* YOUR OBJECTIVE:
Reading down the listing below, count the lines where the word "color" shows up, then give only that count.

* Begin THE DATA *

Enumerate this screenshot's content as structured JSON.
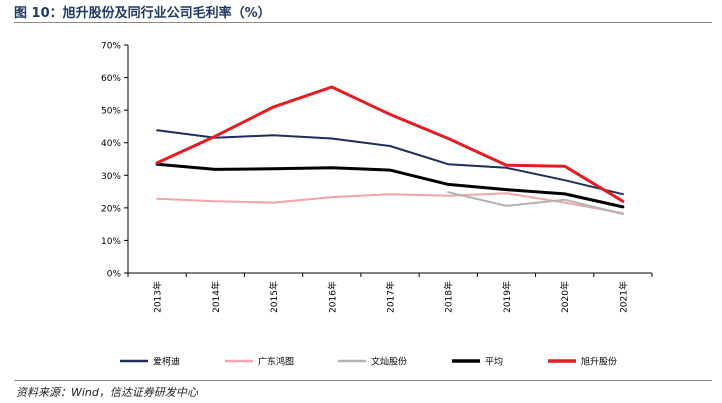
{
  "figure": {
    "title": "图 10：旭升股份及同行业公司毛利率（%）",
    "source": "资料来源：Wind，信达证券研发中心"
  },
  "chart_data": {
    "type": "line",
    "categories": [
      "2013年",
      "2014年",
      "2015年",
      "2016年",
      "2017年",
      "2018年",
      "2019年",
      "2020年",
      "2021年"
    ],
    "ylim": [
      0,
      70
    ],
    "yticks": [
      "0%",
      "10%",
      "20%",
      "30%",
      "40%",
      "50%",
      "60%",
      "70%"
    ],
    "grid": false,
    "legend": "bottom",
    "series": [
      {
        "name": "爱柯迪",
        "color": "#1f2d5c",
        "width": 2,
        "values": [
          43.8,
          41.5,
          42.3,
          41.3,
          39.0,
          33.4,
          32.3,
          28.5,
          24.2
        ]
      },
      {
        "name": "广东鸿图",
        "color": "#f2a5a5",
        "width": 2,
        "values": [
          22.8,
          22.0,
          21.6,
          23.3,
          24.2,
          23.7,
          24.5,
          21.6,
          18.4
        ]
      },
      {
        "name": "文灿股份",
        "color": "#b3b3b3",
        "width": 2,
        "values": [
          null,
          null,
          null,
          null,
          null,
          24.8,
          20.6,
          22.5,
          18.1
        ]
      },
      {
        "name": "平均",
        "color": "#000000",
        "width": 3,
        "values": [
          33.4,
          31.8,
          32.0,
          32.3,
          31.6,
          27.2,
          25.6,
          24.3,
          20.3
        ]
      },
      {
        "name": "旭升股份",
        "color": "#e51c23",
        "width": 3,
        "values": [
          33.8,
          42.0,
          51.0,
          57.1,
          48.7,
          41.3,
          33.1,
          32.8,
          22.0
        ]
      }
    ]
  }
}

* End THE DATA *

* RESPONSE:
5